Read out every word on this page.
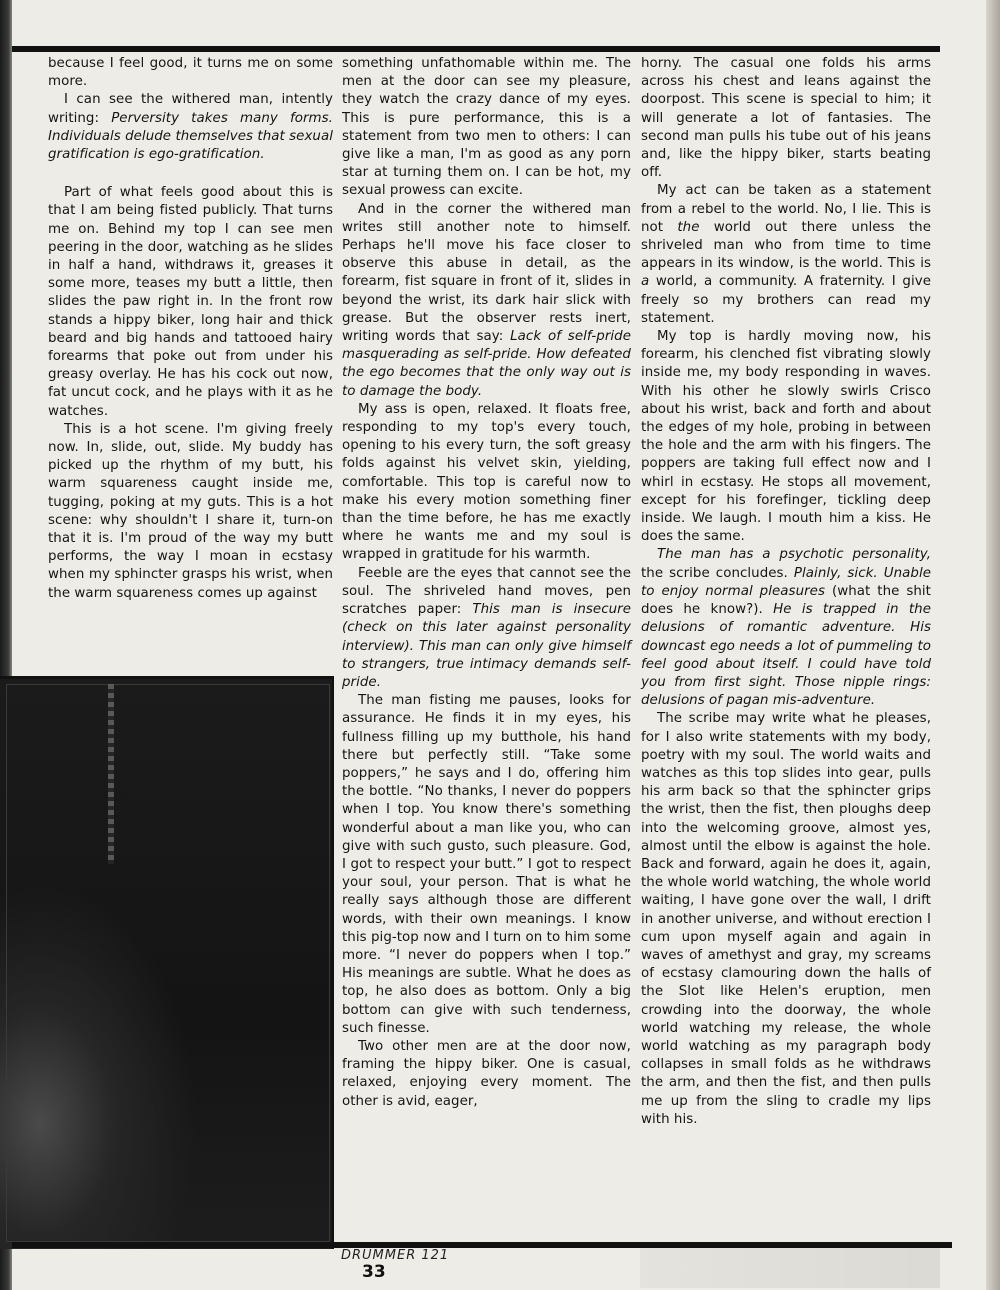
because I feel good, it turns me on some more.

I can see the withered man, intently writing: Perversity takes many forms. Individuals delude themselves that sexual gratification is ego-gratification.

Part of what feels good about this is that I am being fisted publicly. That turns me on. Behind my top I can see men peering in the door, watching as he slides in half a hand, withdraws it, greases it some more, teases my butt a little, then slides the paw right in. In the front row stands a hippy biker, long hair and thick beard and big hands and tattooed hairy forearms that poke out from under his greasy overlay. He has his cock out now, fat uncut cock, and he plays with it as he watches.

This is a hot scene. I'm giving freely now. In, slide, out, slide. My buddy has picked up the rhythm of my butt, his warm squareness caught inside me, tugging, poking at my guts. This is a hot scene: why shouldn't I share it, turn-on that it is. I'm proud of the way my butt performs, the way I moan in ecstasy when my sphincter grasps his wrist, when the warm squareness comes up against

something unfathomable within me. The men at the door can see my pleasure, they watch the crazy dance of my eyes. This is pure performance, this is a statement from two men to others: I can give like a man, I'm as good as any porn star at turning them on. I can be hot, my sexual prowess can excite.

And in the corner the withered man writes still another note to himself. Perhaps he'll move his face closer to observe this abuse in detail, as the forearm, fist square in front of it, slides in beyond the wrist, its dark hair slick with grease. But the observer rests inert, writing words that say: Lack of self-pride masquerading as self-pride. How defeated the ego becomes that the only way out is to damage the body.

My ass is open, relaxed. It floats free, responding to my top's every touch, opening to his every turn, the soft greasy folds against his velvet skin, yielding, comfortable. This top is careful now to make his every motion something finer than the time before, he has me exactly where he wants me and my soul is wrapped in gratitude for his warmth.

Feeble are the eyes that cannot see the soul. The shriveled hand moves, pen scratches paper: This man is insecure (check on this later against personality interview). This man can only give himself to strangers, true intimacy demands self-pride.

The man fisting me pauses, looks for assurance. He finds it in my eyes, his fullness filling up my butthole, his hand there but perfectly still. “Take some poppers,” he says and I do, offering him the bottle. “No thanks, I never do poppers when I top. You know there's something wonderful about a man like you, who can give with such gusto, such pleasure. God, I got to respect your butt.” I got to respect your soul, your person. That is what he really says although those are different words, with their own meanings. I know this pig-top now and I turn on to him some more. “I never do poppers when I top.” His meanings are subtle. What he does as top, he also does as bottom. Only a big bottom can give with such tenderness, such finesse.

Two other men are at the door now, framing the hippy biker. One is casual, relaxed, enjoying every moment. The other is avid, eager,

horny. The casual one folds his arms across his chest and leans against the doorpost. This scene is special to him; it will generate a lot of fantasies. The second man pulls his tube out of his jeans and, like the hippy biker, starts beating off.

My act can be taken as a statement from a rebel to the world. No, I lie. This is not the world out there unless the shriveled man who from time to time appears in its window, is the world. This is a world, a community. A fraternity. I give freely so my brothers can read my statement.

My top is hardly moving now, his forearm, his clenched fist vibrating slowly inside me, my body responding in waves. With his other he slowly swirls Crisco about his wrist, back and forth and about the edges of my hole, probing in between the hole and the arm with his fingers. The poppers are taking full effect now and I whirl in ecstasy. He stops all movement, except for his forefinger, tickling deep inside. We laugh. I mouth him a kiss. He does the same.

The man has a psychotic personality, the scribe concludes. Plainly, sick. Unable to enjoy normal pleasures (what the shit does he know?). He is trapped in the delusions of romantic adventure. His downcast ego needs a lot of pummeling to feel good about itself. I could have told you from first sight. Those nipple rings: delusions of pagan mis-adventure.

The scribe may write what he pleases, for I also write statements with my body, poetry with my soul. The world waits and watches as this top slides into gear, pulls his arm back so that the sphincter grips the wrist, then the fist, then ploughs deep into the welcoming groove, almost yes, almost until the elbow is against the hole. Back and forward, again he does it, again, the whole world watching, the whole world waiting, I have gone over the wall, I drift in another universe, and without erection I cum upon myself again and again in waves of amethyst and gray, my screams of ecstasy clamouring down the halls of the Slot like Helen's eruption, men crowding into the doorway, the whole world watching my release, the whole world watching as my paragraph body collapses in small folds as he withdraws the arm, and then the fist, and then pulls me up from the sling to cradle my lips with his.

DRUMMER 121
33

**AIM OF THE EXERCISE**
The records shown above are to be repeated exactly, with the pictures left out.

**WORKED ANSWER**
Read out every word on this page.
because I feel good, it turns me on some more.

I can see the withered man, intently writing: Perversity takes many forms. Individuals delude themselves that sexual gratification is ego-gratification.

Part of what feels good about this is that I am being fisted publicly. That turns me on. Behind my top I can see men peering in the door, watching as he slides in half a hand, withdraws it, greases it some more, teases my butt a little, then slides the paw right in. In the front row stands a hippy biker, long hair and thick beard and big hands and tattooed hairy forearms that poke out from under his greasy overlay. He has his cock out now, fat uncut cock, and he plays with it as he watches.

This is a hot scene. I'm giving freely now. In, slide, out, slide. My buddy has picked up the rhythm of my butt, his warm squareness caught inside me, tugging, poking at my guts. This is a hot scene: why shouldn't I share it, turn-on that it is. I'm proud of the way my butt performs, the way I moan in ecstasy when my sphincter grasps his wrist, when the warm squareness comes up against

something unfathomable within me. The men at the door can see my pleasure, they watch the crazy dance of my eyes. This is pure performance, this is a statement from two men to others: I can give like a man, I'm as good as any porn star at turning them on. I can be hot, my sexual prowess can excite.

And in the corner the withered man writes still another note to himself. Perhaps he'll move his face closer to observe this abuse in detail, as the forearm, fist square in front of it, slides in beyond the wrist, its dark hair slick with grease. But the observer rests inert, writing words that say: Lack of self-pride masquerading as self-pride. How defeated the ego becomes that the only way out is to damage the body.

My ass is open, relaxed. It floats free, responding to my top's every touch, opening to his every turn, the soft greasy folds against his velvet skin, yielding, comfortable. This top is careful now to make his every motion something finer than the time before, he has me exactly where he wants me and my soul is wrapped in gratitude for his warmth.

Feeble are the eyes that cannot see the soul. The shriveled hand moves, pen scratches paper: This man is insecure (check on this later against personality interview). This man can only give himself to strangers, true intimacy demands self-pride.

The man fisting me pauses, looks for assurance. He finds it in my eyes, his fullness filling up my butthole, his hand there but perfectly still. “Take some poppers,” he says and I do, offering him the bottle. “No thanks, I never do poppers when I top. You know there's something wonderful about a man like you, who can give with such gusto, such pleasure. God, I got to respect your butt.” I got to respect your soul, your person. That is what he really says although those are different words, with their own meanings. I know this pig-top now and I turn on to him some more. “I never do poppers when I top.” His meanings are subtle. What he does as top, he also does as bottom. Only a big bottom can give with such tenderness, such finesse.

Two other men are at the door now, framing the hippy biker. One is casual, relaxed, enjoying every moment. The other is avid, eager,

horny. The casual one folds his arms across his chest and leans against the doorpost. This scene is special to him; it will generate a lot of fantasies. The second man pulls his tube out of his jeans and, like the hippy biker, starts beating off.

My act can be taken as a statement from a rebel to the world. No, I lie. This is not the world out there unless the shriveled man who from time to time appears in its window, is the world. This is a world, a community. A fraternity. I give freely so my brothers can read my statement.

My top is hardly moving now, his forearm, his clenched fist vibrating slowly inside me, my body responding in waves. With his other he slowly swirls Crisco about his wrist, back and forth and about the edges of my hole, probing in between the hole and the arm with his fingers. The poppers are taking full effect now and I whirl in ecstasy. He stops all movement, except for his forefinger, tickling deep inside. We laugh. I mouth him a kiss. He does the same.

The man has a psychotic personality, the scribe concludes. Plainly, sick. Unable to enjoy normal pleasures (what the shit does he know?). He is trapped in the delusions of romantic adventure. His downcast ego needs a lot of pummeling to feel good about itself. I could have told you from first sight. Those nipple rings: delusions of pagan mis-adventure.

The scribe may write what he pleases, for I also write statements with my body, poetry with my soul. The world waits and watches as this top slides into gear, pulls his arm back so that the sphincter grips the wrist, then the fist, then ploughs deep into the welcoming groove, almost yes, almost until the elbow is against the hole. Back and forward, again he does it, again, the whole world watching, the whole world waiting, I have gone over the wall, I drift in another universe, and without erection I cum upon myself again and again in waves of amethyst and gray, my screams of ecstasy clamouring down the halls of the Slot like Helen's eruption, men crowding into the doorway, the whole world watching my release, the whole world watching as my paragraph body collapses in small folds as he withdraws the arm, and then the fist, and then pulls me up from the sling to cradle my lips with his.

DRUMMER 121
33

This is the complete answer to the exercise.